#### [Task directions]
Transcribe the entries that follow exactly as they appear, minus pictures.
--- begin Data supplied ---
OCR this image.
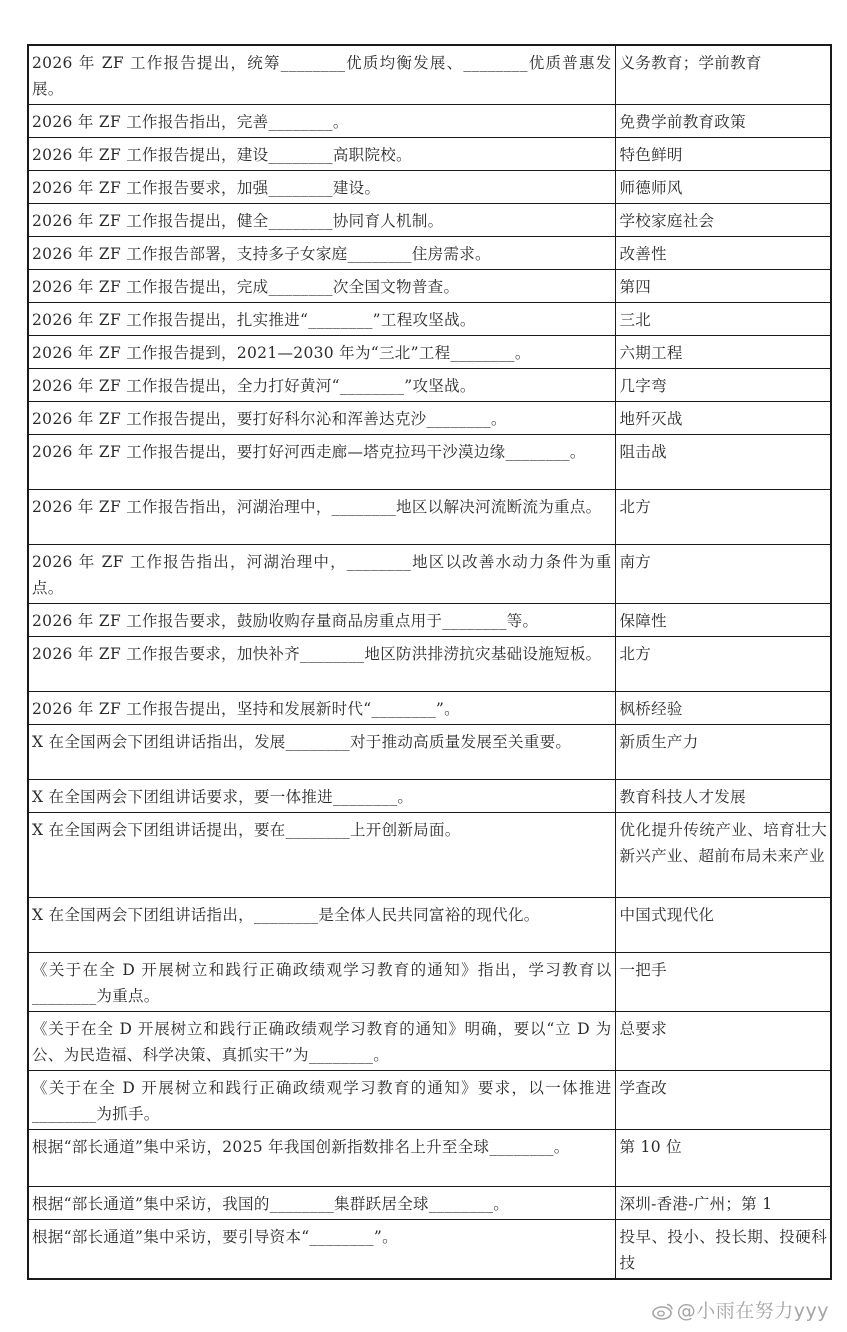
2026 年 ZF 工作报告提出，统筹________优质均衡发展、________优质普惠发展。	义务教育；学前教育
2026 年 ZF 工作报告指出，完善________。	免费学前教育政策
2026 年 ZF 工作报告提出，建设________高职院校。	特色鲜明
2026 年 ZF 工作报告要求，加强________建设。	师德师风
2026 年 ZF 工作报告提出，健全________协同育人机制。	学校家庭社会
2026 年 ZF 工作报告部署，支持多子女家庭________住房需求。	改善性
2026 年 ZF 工作报告提出，完成________次全国文物普查。	第四
2026 年 ZF 工作报告提出，扎实推进“________”工程攻坚战。	三北
2026 年 ZF 工作报告提到，2021—2030 年为“三北”工程________。	六期工程
2026 年 ZF 工作报告提出，全力打好黄河“________”攻坚战。	几字弯
2026 年 ZF 工作报告提出，要打好科尔沁和浑善达克沙________。	地歼灭战
2026 年 ZF 工作报告提出，要打好河西走廊—塔克拉玛干沙漠边缘________。	阻击战
2026 年 ZF 工作报告指出，河湖治理中，________地区以解决河流断流为重点。	北方
2026 年 ZF 工作报告指出，河湖治理中，________地区以改善水动力条件为重点。	南方
2026 年 ZF 工作报告要求，鼓励收购存量商品房重点用于________等。	保障性
2026 年 ZF 工作报告要求，加快补齐________地区防洪排涝抗灾基础设施短板。	北方
2026 年 ZF 工作报告提出，坚持和发展新时代“________”。	枫桥经验
X 在全国两会下团组讲话指出，发展________对于推动高质量发展至关重要。	新质生产力
X 在全国两会下团组讲话要求，要一体推进________。	教育科技人才发展
X 在全国两会下团组讲话提出，要在________上开创新局面。	优化提升传统产业、培育壮大新兴产业、超前布局未来产业
X 在全国两会下团组讲话指出，________是全体人民共同富裕的现代化。	中国式现代化
《关于在全 D 开展树立和践行正确政绩观学习教育的通知》指出，学习教育以________为重点。	一把手
《关于在全 D 开展树立和践行正确政绩观学习教育的通知》明确，要以“立 D 为公、为民造福、科学决策、真抓实干”为________。	总要求
《关于在全 D 开展树立和践行正确政绩观学习教育的通知》要求，以一体推进________为抓手。	学查改
根据“部长通道”集中采访，2025 年我国创新指数排名上升至全球________。	第 10 位
根据“部长通道”集中采访，我国的________集群跃居全球________。	深圳-香港-广州；第 1
根据“部长通道”集中采访，要引导资本“________”。	投早、投小、投长期、投硬科技
@小雨在努力yyy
--- end Data supplied ---
#### [Solved exercise]
OCR this image.
2026 年 ZF 工作报告提出，统筹________优质均衡发展、________优质普惠发展。	义务教育；学前教育
2026 年 ZF 工作报告指出，完善________。	免费学前教育政策
2026 年 ZF 工作报告提出，建设________高职院校。	特色鲜明
2026 年 ZF 工作报告要求，加强________建设。	师德师风
2026 年 ZF 工作报告提出，健全________协同育人机制。	学校家庭社会
2026 年 ZF 工作报告部署，支持多子女家庭________住房需求。	改善性
2026 年 ZF 工作报告提出，完成________次全国文物普查。	第四
2026 年 ZF 工作报告提出，扎实推进“________”工程攻坚战。	三北
2026 年 ZF 工作报告提到，2021—2030 年为“三北”工程________。	六期工程
2026 年 ZF 工作报告提出，全力打好黄河“________”攻坚战。	几字弯
2026 年 ZF 工作报告提出，要打好科尔沁和浑善达克沙________。	地歼灭战
2026 年 ZF 工作报告提出，要打好河西走廊—塔克拉玛干沙漠边缘________。	阻击战
2026 年 ZF 工作报告指出，河湖治理中，________地区以解决河流断流为重点。	北方
2026 年 ZF 工作报告指出，河湖治理中，________地区以改善水动力条件为重点。	南方
2026 年 ZF 工作报告要求，鼓励收购存量商品房重点用于________等。	保障性
2026 年 ZF 工作报告要求，加快补齐________地区防洪排涝抗灾基础设施短板。	北方
2026 年 ZF 工作报告提出，坚持和发展新时代“________”。	枫桥经验
X 在全国两会下团组讲话指出，发展________对于推动高质量发展至关重要。	新质生产力
X 在全国两会下团组讲话要求，要一体推进________。	教育科技人才发展
X 在全国两会下团组讲话提出，要在________上开创新局面。	优化提升传统产业、培育壮大新兴产业、超前布局未来产业
X 在全国两会下团组讲话指出，________是全体人民共同富裕的现代化。	中国式现代化
《关于在全 D 开展树立和践行正确政绩观学习教育的通知》指出，学习教育以________为重点。	一把手
《关于在全 D 开展树立和践行正确政绩观学习教育的通知》明确，要以“立 D 为公、为民造福、科学决策、真抓实干”为________。	总要求
《关于在全 D 开展树立和践行正确政绩观学习教育的通知》要求，以一体推进________为抓手。	学查改
根据“部长通道”集中采访，2025 年我国创新指数排名上升至全球________。	第 10 位
根据“部长通道”集中采访，我国的________集群跃居全球________。	深圳-香港-广州；第 1
根据“部长通道”集中采访，要引导资本“________”。	投早、投小、投长期、投硬科技
@小雨在努力yyy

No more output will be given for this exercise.